** Start **

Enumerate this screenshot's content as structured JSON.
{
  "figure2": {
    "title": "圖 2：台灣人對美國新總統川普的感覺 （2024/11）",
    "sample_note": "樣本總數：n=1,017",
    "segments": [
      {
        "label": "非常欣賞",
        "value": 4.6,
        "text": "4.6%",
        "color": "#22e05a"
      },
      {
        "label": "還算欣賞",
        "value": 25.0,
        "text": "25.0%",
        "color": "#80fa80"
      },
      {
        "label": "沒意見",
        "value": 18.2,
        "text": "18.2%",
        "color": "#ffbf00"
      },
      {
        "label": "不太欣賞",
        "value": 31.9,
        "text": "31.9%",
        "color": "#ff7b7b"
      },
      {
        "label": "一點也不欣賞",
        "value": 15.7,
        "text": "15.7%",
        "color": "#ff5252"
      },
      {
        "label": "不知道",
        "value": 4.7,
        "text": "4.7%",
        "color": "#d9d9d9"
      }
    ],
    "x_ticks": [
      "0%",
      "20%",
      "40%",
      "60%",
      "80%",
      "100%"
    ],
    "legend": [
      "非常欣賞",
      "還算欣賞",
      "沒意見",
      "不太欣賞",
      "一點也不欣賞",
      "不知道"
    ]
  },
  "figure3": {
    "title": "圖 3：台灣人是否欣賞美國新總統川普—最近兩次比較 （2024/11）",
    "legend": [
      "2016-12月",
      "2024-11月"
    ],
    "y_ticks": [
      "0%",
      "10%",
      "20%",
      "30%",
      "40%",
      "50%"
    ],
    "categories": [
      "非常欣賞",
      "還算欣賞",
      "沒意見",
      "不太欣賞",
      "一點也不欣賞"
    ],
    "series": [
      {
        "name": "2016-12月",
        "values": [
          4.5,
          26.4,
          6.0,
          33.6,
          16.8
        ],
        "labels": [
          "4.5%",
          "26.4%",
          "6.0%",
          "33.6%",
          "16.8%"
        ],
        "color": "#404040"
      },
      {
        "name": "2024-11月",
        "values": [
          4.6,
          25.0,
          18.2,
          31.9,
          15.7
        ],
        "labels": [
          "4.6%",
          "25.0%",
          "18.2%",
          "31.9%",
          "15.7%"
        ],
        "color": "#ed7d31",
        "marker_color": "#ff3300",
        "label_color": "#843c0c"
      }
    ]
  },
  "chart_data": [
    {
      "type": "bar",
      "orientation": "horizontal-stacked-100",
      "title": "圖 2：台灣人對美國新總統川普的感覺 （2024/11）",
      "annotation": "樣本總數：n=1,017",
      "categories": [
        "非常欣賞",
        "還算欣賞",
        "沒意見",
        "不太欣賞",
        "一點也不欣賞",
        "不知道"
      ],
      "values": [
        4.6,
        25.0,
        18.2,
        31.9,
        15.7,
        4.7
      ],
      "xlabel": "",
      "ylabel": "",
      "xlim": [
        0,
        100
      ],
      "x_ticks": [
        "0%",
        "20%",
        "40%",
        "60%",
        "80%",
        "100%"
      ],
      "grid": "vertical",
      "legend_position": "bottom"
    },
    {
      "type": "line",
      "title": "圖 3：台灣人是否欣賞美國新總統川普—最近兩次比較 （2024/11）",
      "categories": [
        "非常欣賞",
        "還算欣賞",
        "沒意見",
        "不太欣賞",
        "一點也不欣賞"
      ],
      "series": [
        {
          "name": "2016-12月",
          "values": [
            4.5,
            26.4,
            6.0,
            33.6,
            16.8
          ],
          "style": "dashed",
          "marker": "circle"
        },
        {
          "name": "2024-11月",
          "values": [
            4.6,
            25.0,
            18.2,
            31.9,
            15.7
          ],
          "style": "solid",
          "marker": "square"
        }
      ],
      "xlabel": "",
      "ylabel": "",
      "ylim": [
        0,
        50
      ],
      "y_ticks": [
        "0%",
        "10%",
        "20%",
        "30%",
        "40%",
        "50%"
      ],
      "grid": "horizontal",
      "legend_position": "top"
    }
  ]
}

** End **

[WHAT IS ASKED]: Repeat the records above in full, character for character.

[THE RESPONSE]:
Enumerate this screenshot's content as structured JSON.
{
  "figure2": {
    "title": "圖 2：台灣人對美國新總統川普的感覺 （2024/11）",
    "sample_note": "樣本總數：n=1,017",
    "segments": [
      {
        "label": "非常欣賞",
        "value": 4.6,
        "text": "4.6%",
        "color": "#22e05a"
      },
      {
        "label": "還算欣賞",
        "value": 25.0,
        "text": "25.0%",
        "color": "#80fa80"
      },
      {
        "label": "沒意見",
        "value": 18.2,
        "text": "18.2%",
        "color": "#ffbf00"
      },
      {
        "label": "不太欣賞",
        "value": 31.9,
        "text": "31.9%",
        "color": "#ff7b7b"
      },
      {
        "label": "一點也不欣賞",
        "value": 15.7,
        "text": "15.7%",
        "color": "#ff5252"
      },
      {
        "label": "不知道",
        "value": 4.7,
        "text": "4.7%",
        "color": "#d9d9d9"
      }
    ],
    "x_ticks": [
      "0%",
      "20%",
      "40%",
      "60%",
      "80%",
      "100%"
    ],
    "legend": [
      "非常欣賞",
      "還算欣賞",
      "沒意見",
      "不太欣賞",
      "一點也不欣賞",
      "不知道"
    ]
  },
  "figure3": {
    "title": "圖 3：台灣人是否欣賞美國新總統川普—最近兩次比較 （2024/11）",
    "legend": [
      "2016-12月",
      "2024-11月"
    ],
    "y_ticks": [
      "0%",
      "10%",
      "20%",
      "30%",
      "40%",
      "50%"
    ],
    "categories": [
      "非常欣賞",
      "還算欣賞",
      "沒意見",
      "不太欣賞",
      "一點也不欣賞"
    ],
    "series": [
      {
        "name": "2016-12月",
        "values": [
          4.5,
          26.4,
          6.0,
          33.6,
          16.8
        ],
        "labels": [
          "4.5%",
          "26.4%",
          "6.0%",
          "33.6%",
          "16.8%"
        ],
        "color": "#404040"
      },
      {
        "name": "2024-11月",
        "values": [
          4.6,
          25.0,
          18.2,
          31.9,
          15.7
        ],
        "labels": [
          "4.6%",
          "25.0%",
          "18.2%",
          "31.9%",
          "15.7%"
        ],
        "color": "#ed7d31",
        "marker_color": "#ff3300",
        "label_color": "#843c0c"
      }
    ]
  },
  "chart_data": [
    {
      "type": "bar",
      "orientation": "horizontal-stacked-100",
      "title": "圖 2：台灣人對美國新總統川普的感覺 （2024/11）",
      "annotation": "樣本總數：n=1,017",
      "categories": [
        "非常欣賞",
        "還算欣賞",
        "沒意見",
        "不太欣賞",
        "一點也不欣賞",
        "不知道"
      ],
      "values": [
        4.6,
        25.0,
        18.2,
        31.9,
        15.7,
        4.7
      ],
      "xlabel": "",
      "ylabel": "",
      "xlim": [
        0,
        100
      ],
      "x_ticks": [
        "0%",
        "20%",
        "40%",
        "60%",
        "80%",
        "100%"
      ],
      "grid": "vertical",
      "legend_position": "bottom"
    },
    {
      "type": "line",
      "title": "圖 3：台灣人是否欣賞美國新總統川普—最近兩次比較 （2024/11）",
      "categories": [
        "非常欣賞",
        "還算欣賞",
        "沒意見",
        "不太欣賞",
        "一點也不欣賞"
      ],
      "series": [
        {
          "name": "2016-12月",
          "values": [
            4.5,
            26.4,
            6.0,
            33.6,
            16.8
          ],
          "style": "dashed",
          "marker": "circle"
        },
        {
          "name": "2024-11月",
          "values": [
            4.6,
            25.0,
            18.2,
            31.9,
            15.7
          ],
          "style": "solid",
          "marker": "square"
        }
      ],
      "xlabel": "",
      "ylabel": "",
      "ylim": [
        0,
        50
      ],
      "y_ticks": [
        "0%",
        "10%",
        "20%",
        "30%",
        "40%",
        "50%"
      ],
      "grid": "horizontal",
      "legend_position": "top"
    }
  ]
}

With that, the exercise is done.